Stored records

------------------------------

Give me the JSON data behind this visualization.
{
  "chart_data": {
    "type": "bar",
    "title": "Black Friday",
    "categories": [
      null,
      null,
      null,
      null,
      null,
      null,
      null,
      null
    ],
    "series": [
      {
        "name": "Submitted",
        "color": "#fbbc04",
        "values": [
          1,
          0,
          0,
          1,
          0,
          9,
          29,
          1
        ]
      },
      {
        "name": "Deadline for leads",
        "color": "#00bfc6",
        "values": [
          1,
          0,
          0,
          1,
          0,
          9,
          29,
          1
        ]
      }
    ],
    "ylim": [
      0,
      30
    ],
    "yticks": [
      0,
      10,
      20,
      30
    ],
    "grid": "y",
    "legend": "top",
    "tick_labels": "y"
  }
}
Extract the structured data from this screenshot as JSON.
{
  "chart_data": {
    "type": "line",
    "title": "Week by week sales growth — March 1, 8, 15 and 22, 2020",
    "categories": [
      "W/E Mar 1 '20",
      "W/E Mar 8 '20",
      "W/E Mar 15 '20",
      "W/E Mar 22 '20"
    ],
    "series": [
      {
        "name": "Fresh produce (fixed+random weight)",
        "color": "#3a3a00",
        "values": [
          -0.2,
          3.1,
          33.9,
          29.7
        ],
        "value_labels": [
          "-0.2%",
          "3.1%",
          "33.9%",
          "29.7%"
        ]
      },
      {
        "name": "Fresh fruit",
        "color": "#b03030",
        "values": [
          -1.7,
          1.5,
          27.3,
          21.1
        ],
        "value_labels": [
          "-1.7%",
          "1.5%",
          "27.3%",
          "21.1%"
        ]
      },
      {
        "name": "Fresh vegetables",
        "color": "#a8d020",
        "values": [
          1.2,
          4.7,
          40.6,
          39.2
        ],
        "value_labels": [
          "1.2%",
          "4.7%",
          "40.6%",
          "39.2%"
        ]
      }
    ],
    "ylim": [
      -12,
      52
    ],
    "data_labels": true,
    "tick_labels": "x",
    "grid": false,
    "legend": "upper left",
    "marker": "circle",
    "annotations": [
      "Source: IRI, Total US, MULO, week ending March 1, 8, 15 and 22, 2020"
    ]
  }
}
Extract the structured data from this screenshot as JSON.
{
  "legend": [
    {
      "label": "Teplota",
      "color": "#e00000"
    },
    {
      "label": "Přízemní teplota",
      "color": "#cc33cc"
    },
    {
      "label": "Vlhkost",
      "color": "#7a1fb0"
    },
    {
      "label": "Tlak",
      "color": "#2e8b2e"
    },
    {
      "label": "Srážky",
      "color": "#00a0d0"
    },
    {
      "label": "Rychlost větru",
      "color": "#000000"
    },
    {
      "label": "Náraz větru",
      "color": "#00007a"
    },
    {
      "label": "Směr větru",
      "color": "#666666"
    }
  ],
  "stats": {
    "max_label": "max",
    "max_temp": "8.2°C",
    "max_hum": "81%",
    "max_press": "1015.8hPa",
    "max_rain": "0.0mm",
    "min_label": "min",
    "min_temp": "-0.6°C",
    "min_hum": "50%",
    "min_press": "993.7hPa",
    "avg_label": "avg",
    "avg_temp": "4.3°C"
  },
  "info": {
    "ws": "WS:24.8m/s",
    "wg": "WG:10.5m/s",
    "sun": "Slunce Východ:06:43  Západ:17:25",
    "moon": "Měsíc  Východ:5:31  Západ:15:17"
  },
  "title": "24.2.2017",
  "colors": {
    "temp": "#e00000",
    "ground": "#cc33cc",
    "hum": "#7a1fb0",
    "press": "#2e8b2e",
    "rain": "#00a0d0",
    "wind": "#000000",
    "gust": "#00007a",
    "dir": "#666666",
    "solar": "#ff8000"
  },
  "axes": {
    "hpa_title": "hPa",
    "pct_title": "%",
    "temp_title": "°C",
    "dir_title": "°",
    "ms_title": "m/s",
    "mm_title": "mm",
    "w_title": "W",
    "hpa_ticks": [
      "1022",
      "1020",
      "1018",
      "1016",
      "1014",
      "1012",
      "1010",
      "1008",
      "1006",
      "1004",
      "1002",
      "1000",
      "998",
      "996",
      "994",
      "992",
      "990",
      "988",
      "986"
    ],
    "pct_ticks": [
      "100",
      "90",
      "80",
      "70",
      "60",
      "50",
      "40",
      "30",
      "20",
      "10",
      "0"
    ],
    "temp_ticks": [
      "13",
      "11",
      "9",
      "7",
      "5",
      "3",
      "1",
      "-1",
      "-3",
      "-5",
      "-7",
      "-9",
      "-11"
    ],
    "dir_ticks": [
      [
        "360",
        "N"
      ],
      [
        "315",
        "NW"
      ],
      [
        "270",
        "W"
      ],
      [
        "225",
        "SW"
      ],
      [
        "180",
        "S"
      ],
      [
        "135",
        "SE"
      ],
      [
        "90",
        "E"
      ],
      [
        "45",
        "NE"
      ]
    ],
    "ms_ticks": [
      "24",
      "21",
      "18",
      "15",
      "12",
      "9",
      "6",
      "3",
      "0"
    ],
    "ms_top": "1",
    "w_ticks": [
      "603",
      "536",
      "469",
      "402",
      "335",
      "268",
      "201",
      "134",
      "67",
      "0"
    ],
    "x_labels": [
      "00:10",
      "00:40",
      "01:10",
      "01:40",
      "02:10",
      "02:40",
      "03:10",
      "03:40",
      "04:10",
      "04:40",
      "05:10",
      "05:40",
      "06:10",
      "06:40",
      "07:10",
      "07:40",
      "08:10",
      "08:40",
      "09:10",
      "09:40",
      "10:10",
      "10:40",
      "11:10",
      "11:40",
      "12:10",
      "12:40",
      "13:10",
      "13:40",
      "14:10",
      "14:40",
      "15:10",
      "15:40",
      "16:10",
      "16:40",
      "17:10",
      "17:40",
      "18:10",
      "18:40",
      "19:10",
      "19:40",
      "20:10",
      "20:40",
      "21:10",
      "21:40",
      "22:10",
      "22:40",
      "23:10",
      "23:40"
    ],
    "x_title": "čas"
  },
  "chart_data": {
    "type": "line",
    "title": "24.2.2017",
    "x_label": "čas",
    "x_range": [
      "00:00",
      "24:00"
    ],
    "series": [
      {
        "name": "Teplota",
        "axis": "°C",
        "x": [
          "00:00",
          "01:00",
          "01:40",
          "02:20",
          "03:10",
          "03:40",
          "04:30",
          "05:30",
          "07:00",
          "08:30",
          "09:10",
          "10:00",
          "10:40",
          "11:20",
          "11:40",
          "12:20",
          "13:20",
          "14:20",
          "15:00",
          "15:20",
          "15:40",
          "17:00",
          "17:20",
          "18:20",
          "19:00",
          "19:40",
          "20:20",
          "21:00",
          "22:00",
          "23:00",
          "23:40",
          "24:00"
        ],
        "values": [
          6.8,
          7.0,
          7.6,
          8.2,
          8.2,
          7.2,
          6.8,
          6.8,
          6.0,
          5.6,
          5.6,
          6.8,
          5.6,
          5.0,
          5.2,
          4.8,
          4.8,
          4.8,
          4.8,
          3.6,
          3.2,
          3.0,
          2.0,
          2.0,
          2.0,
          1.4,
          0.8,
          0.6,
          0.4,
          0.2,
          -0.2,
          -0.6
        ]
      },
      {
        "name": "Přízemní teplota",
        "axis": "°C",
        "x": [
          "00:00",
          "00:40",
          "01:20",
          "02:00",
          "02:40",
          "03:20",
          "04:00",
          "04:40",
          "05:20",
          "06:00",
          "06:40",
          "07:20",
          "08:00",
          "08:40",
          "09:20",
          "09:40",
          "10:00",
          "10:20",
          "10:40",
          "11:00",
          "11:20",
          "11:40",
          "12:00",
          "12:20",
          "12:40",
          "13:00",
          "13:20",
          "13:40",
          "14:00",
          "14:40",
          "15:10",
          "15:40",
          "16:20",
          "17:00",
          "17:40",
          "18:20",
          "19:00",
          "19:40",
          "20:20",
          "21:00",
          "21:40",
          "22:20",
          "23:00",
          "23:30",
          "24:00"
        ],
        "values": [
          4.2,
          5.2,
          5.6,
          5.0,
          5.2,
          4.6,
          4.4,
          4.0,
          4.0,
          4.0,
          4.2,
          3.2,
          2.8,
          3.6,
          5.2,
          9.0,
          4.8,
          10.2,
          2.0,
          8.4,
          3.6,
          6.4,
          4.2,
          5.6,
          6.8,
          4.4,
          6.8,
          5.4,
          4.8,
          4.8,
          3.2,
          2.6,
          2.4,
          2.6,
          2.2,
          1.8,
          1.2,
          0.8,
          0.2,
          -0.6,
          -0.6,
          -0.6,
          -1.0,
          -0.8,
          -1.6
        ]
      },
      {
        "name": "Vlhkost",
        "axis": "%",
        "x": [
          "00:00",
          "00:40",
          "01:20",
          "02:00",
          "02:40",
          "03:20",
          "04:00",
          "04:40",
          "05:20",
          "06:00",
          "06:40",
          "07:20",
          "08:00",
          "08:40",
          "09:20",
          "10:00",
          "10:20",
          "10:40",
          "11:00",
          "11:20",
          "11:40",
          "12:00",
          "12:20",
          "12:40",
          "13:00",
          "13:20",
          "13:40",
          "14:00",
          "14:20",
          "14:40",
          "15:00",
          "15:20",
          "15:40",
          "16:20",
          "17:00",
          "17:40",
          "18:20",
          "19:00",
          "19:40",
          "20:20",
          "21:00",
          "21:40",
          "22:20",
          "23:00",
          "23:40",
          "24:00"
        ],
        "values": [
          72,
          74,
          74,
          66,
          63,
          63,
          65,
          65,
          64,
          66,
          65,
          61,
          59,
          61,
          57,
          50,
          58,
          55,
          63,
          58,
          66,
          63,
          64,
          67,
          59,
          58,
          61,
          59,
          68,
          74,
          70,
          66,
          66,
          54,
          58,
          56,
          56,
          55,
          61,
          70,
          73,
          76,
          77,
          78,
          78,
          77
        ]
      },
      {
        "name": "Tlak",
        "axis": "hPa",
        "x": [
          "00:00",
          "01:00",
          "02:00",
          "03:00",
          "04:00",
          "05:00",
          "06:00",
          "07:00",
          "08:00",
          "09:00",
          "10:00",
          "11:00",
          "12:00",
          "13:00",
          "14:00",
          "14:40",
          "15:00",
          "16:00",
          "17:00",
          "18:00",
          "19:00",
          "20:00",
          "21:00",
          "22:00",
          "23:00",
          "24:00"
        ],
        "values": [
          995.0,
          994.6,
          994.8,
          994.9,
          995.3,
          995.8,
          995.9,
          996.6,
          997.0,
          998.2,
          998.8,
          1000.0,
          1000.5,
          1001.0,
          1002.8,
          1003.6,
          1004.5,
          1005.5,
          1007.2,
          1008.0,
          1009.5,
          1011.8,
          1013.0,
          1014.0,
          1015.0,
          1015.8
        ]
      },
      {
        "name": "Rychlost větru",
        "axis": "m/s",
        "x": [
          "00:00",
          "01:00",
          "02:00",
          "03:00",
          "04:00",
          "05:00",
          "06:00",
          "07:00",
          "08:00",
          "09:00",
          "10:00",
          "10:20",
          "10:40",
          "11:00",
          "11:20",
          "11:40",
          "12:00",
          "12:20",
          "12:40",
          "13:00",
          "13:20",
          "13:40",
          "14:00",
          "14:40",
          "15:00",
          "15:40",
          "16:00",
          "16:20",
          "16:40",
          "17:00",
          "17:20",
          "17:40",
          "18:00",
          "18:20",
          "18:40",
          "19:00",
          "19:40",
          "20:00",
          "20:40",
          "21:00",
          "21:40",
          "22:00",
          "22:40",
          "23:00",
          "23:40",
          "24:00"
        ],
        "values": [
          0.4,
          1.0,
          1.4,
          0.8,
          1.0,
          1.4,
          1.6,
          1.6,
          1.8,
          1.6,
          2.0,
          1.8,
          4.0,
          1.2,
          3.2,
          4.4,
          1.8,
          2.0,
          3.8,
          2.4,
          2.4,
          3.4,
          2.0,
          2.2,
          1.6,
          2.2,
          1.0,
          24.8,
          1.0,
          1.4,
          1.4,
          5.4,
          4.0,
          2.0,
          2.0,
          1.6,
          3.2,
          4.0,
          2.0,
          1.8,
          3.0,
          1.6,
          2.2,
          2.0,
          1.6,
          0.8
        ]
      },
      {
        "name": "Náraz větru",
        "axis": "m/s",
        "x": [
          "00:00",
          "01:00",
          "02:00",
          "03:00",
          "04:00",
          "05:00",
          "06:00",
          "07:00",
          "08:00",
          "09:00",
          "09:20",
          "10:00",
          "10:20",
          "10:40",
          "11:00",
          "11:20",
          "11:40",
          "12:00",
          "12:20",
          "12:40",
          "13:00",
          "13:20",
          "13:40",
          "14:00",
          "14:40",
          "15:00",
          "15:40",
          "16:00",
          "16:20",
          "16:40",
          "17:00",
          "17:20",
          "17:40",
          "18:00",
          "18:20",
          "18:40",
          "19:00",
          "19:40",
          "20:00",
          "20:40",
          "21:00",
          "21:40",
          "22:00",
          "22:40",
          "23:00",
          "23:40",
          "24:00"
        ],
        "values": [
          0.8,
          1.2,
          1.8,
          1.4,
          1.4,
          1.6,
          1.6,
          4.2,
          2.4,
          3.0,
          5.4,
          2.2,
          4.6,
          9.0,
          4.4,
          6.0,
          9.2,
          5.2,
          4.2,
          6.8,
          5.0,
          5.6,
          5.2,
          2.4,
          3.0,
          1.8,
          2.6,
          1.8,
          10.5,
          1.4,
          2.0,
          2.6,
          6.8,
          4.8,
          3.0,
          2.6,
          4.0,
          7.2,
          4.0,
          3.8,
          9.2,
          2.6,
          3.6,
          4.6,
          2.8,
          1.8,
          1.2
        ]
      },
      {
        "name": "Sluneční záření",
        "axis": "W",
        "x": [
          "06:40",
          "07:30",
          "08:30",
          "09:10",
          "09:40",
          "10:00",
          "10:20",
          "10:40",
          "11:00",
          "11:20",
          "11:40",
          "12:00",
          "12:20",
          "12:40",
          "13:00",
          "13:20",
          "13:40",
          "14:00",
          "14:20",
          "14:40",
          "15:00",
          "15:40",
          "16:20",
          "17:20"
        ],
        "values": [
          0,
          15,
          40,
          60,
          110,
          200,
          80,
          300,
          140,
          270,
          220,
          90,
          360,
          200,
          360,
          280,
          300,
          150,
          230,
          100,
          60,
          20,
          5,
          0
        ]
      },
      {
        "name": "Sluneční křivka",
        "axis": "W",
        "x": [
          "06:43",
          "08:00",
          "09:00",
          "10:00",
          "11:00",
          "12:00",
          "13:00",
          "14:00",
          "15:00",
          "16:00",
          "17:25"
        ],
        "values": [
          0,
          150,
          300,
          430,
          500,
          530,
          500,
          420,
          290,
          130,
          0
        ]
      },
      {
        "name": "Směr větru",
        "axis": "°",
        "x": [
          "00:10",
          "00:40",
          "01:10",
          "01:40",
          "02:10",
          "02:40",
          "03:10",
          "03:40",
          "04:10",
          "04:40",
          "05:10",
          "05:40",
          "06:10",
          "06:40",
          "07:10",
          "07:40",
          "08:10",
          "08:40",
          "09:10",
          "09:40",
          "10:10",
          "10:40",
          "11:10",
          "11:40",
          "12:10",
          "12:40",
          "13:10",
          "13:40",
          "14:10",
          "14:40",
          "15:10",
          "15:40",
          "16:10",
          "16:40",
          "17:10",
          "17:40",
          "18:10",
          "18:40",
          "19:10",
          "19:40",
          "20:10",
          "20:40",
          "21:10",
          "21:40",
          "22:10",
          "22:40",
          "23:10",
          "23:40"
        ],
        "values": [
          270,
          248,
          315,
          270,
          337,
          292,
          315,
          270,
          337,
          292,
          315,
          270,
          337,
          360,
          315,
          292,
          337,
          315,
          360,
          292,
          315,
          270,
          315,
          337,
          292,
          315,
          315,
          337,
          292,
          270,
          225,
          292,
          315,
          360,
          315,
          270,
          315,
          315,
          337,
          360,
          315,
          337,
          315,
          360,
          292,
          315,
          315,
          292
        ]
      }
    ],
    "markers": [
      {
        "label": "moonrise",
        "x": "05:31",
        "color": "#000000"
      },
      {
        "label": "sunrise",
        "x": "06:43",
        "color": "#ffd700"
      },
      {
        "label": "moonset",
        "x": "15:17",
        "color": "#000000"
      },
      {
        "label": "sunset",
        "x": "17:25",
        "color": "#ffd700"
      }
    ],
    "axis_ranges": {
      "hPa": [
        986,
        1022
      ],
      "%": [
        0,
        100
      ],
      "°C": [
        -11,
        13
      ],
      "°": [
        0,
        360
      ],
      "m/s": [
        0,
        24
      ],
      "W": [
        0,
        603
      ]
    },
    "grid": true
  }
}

------------------------------

WHAT TO DO:
Of all the lines above, how many contain the word "legend"? Give the number and nothing else.

FULL RESPONSE:
3